__Set exercise__
In the entries below, find every line with "type" and copy it.

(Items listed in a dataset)
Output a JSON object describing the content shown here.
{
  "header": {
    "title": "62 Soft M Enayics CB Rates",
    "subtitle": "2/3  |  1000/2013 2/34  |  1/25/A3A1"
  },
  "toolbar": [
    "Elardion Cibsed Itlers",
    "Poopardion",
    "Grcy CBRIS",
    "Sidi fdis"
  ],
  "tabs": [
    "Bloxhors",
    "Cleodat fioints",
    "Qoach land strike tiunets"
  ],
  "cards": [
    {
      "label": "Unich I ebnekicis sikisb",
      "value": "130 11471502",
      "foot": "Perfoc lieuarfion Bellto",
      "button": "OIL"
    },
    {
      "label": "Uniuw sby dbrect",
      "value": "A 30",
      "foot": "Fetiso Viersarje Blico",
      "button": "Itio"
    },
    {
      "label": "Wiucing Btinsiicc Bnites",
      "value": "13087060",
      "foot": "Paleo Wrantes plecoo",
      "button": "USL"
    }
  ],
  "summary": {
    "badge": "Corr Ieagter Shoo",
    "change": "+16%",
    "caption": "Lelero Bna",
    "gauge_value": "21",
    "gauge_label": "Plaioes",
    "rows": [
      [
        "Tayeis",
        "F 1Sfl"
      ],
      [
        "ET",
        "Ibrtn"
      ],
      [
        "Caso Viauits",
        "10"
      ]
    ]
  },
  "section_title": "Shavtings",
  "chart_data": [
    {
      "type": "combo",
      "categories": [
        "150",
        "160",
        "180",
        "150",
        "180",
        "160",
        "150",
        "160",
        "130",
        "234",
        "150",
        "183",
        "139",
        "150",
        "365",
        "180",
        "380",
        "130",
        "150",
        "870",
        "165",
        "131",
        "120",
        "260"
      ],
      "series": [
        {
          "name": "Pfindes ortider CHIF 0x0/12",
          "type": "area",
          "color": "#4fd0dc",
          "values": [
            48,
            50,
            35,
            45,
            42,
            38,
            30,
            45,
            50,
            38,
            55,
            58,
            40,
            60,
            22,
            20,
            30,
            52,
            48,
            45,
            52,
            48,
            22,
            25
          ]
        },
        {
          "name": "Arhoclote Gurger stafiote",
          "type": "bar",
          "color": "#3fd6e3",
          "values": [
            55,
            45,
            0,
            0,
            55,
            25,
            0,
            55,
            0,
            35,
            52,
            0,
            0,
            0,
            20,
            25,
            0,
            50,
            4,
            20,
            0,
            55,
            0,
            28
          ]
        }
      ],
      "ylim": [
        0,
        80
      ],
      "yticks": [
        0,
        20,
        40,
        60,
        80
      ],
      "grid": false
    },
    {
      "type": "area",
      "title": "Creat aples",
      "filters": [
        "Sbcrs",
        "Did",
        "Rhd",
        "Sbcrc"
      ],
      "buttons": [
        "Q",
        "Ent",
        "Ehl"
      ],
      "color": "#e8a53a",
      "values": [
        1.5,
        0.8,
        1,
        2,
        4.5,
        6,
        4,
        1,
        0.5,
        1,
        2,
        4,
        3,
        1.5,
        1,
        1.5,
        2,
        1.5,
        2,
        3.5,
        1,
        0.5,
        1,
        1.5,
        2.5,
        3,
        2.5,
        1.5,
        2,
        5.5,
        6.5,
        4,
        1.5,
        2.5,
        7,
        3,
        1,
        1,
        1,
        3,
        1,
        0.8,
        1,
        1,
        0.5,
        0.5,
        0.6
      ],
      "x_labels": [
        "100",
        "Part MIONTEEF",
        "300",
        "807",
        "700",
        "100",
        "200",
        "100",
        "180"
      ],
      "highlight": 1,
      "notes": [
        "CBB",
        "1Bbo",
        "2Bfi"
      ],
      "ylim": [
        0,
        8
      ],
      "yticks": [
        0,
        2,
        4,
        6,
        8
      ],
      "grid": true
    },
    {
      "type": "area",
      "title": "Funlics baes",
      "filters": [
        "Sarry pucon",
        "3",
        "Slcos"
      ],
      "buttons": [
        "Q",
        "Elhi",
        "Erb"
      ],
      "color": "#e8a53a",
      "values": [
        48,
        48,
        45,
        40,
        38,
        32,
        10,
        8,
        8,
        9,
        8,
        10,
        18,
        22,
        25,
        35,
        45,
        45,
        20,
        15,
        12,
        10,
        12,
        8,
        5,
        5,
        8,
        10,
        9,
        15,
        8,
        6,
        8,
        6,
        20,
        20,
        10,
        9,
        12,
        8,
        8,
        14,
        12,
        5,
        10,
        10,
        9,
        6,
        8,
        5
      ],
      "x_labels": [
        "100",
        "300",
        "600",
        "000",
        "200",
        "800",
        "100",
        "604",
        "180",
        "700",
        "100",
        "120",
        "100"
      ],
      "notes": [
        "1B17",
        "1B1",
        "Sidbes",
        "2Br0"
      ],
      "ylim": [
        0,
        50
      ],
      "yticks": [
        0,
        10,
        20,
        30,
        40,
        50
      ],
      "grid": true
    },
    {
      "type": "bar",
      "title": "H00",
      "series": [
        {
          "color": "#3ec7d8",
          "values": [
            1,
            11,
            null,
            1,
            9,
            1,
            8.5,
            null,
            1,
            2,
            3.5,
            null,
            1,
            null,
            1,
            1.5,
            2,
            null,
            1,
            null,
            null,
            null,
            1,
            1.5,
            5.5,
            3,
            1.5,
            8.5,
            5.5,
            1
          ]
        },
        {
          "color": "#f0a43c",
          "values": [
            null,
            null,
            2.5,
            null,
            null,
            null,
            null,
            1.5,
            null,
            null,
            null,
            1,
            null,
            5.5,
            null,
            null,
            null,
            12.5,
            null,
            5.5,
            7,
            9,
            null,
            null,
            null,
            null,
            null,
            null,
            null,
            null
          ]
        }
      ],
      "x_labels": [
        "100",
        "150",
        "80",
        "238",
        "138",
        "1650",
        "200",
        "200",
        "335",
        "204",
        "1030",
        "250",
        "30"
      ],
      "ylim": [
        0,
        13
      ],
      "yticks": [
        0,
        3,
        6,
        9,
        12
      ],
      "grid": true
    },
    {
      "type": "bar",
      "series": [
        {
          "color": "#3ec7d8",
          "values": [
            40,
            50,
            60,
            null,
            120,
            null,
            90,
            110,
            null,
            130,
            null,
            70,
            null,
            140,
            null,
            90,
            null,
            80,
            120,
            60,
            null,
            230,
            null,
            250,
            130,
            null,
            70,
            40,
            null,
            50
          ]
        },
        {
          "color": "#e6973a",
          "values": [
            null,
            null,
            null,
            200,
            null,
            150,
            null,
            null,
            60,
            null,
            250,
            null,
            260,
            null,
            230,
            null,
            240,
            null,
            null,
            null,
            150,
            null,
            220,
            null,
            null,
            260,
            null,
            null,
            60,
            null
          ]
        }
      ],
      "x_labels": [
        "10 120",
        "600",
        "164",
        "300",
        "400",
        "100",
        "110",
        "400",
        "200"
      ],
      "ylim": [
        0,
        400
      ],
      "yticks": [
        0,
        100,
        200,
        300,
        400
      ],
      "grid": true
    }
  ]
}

__The solution__
      "type": "combo",
          "type": "area",
          "type": "bar",
      "type": "area",
      "type": "area",
      "type": "bar",
      "type": "bar",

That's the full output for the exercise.